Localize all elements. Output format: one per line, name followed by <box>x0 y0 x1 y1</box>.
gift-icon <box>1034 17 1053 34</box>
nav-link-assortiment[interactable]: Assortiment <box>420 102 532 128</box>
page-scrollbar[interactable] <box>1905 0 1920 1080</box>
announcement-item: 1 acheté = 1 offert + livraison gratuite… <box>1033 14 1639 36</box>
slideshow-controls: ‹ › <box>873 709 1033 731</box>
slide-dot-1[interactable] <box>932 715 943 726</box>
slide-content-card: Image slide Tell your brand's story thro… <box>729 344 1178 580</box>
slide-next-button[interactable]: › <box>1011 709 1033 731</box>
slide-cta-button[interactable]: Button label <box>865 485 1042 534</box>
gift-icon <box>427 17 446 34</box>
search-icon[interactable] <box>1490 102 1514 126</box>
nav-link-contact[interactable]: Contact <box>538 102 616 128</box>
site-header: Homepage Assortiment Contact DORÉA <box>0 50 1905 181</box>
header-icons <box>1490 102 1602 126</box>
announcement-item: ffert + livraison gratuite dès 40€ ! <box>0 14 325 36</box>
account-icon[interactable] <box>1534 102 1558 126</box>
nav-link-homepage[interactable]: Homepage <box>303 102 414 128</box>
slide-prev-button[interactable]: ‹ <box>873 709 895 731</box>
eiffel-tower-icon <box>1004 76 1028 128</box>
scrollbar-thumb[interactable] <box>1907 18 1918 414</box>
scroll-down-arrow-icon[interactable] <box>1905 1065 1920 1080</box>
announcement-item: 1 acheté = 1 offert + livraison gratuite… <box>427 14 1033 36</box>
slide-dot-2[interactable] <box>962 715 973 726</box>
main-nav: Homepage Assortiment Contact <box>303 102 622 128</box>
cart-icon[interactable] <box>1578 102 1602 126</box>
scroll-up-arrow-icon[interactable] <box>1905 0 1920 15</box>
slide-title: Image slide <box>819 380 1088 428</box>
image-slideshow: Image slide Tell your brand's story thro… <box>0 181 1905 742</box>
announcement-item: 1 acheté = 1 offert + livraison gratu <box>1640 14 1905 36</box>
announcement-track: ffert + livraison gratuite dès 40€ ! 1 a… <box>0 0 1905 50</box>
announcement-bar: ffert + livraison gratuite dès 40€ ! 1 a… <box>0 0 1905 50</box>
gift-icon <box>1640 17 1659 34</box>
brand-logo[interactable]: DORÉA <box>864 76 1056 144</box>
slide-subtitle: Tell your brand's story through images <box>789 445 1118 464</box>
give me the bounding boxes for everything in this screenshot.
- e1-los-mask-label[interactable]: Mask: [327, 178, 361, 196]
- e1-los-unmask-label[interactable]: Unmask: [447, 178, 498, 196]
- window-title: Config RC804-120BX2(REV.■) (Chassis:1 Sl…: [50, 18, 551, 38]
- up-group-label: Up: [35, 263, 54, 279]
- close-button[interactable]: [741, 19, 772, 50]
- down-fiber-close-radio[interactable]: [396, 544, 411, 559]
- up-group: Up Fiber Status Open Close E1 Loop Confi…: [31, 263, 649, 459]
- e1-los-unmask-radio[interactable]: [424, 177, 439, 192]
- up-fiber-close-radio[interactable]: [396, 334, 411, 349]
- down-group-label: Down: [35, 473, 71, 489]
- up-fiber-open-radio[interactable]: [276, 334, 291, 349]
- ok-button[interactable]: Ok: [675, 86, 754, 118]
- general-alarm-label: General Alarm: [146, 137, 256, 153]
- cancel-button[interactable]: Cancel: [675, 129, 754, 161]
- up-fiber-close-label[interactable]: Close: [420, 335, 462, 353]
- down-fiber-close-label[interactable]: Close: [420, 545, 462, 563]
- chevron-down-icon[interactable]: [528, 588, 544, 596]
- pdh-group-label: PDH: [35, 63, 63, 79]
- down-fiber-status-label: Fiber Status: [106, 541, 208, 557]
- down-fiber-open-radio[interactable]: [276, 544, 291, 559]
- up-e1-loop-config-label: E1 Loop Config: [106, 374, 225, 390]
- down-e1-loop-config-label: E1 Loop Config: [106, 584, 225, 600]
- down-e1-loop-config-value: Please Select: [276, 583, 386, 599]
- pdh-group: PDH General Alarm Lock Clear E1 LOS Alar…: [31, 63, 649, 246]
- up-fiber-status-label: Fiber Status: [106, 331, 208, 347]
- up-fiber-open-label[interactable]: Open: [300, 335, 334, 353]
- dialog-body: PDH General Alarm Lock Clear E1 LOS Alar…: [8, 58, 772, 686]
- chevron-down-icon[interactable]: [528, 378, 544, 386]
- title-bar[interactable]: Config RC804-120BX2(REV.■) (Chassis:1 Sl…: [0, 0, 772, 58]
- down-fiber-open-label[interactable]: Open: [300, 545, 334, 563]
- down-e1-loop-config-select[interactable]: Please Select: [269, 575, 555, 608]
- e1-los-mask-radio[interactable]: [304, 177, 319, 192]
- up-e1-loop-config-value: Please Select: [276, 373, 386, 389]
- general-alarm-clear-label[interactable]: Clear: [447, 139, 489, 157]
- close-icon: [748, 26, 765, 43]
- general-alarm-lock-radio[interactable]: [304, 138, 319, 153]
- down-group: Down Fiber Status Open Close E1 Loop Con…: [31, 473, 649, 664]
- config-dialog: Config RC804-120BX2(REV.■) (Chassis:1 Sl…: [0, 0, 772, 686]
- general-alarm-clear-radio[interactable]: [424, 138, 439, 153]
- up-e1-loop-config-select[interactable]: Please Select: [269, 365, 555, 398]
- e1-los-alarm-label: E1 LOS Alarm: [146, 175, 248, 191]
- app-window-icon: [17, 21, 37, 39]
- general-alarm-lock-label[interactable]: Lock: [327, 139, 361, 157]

===

Please write out, word for word, the stretch from the start of the material above through the line that contains "14 1033 36</box>", with both of those lines included.

Localize all elements. Output format: one per line, name followed by <box>x0 y0 x1 y1</box>.
gift-icon <box>1034 17 1053 34</box>
nav-link-assortiment[interactable]: Assortiment <box>420 102 532 128</box>
page-scrollbar[interactable] <box>1905 0 1920 1080</box>
announcement-item: 1 acheté = 1 offert + livraison gratuite… <box>1033 14 1639 36</box>
slideshow-controls: ‹ › <box>873 709 1033 731</box>
slide-dot-1[interactable] <box>932 715 943 726</box>
slide-content-card: Image slide Tell your brand's story thro… <box>729 344 1178 580</box>
slide-next-button[interactable]: › <box>1011 709 1033 731</box>
slide-cta-button[interactable]: Button label <box>865 485 1042 534</box>
gift-icon <box>427 17 446 34</box>
search-icon[interactable] <box>1490 102 1514 126</box>
nav-link-contact[interactable]: Contact <box>538 102 616 128</box>
site-header: Homepage Assortiment Contact DORÉA <box>0 50 1905 181</box>
header-icons <box>1490 102 1602 126</box>
announcement-item: ffert + livraison gratuite dès 40€ ! <box>0 14 325 36</box>
account-icon[interactable] <box>1534 102 1558 126</box>
nav-link-homepage[interactable]: Homepage <box>303 102 414 128</box>
slide-prev-button[interactable]: ‹ <box>873 709 895 731</box>
eiffel-tower-icon <box>1004 76 1028 128</box>
scrollbar-thumb[interactable] <box>1907 18 1918 414</box>
scroll-down-arrow-icon[interactable] <box>1905 1065 1920 1080</box>
announcement-item: 1 acheté = 1 offert + livraison gratuite… <box>427 14 1033 36</box>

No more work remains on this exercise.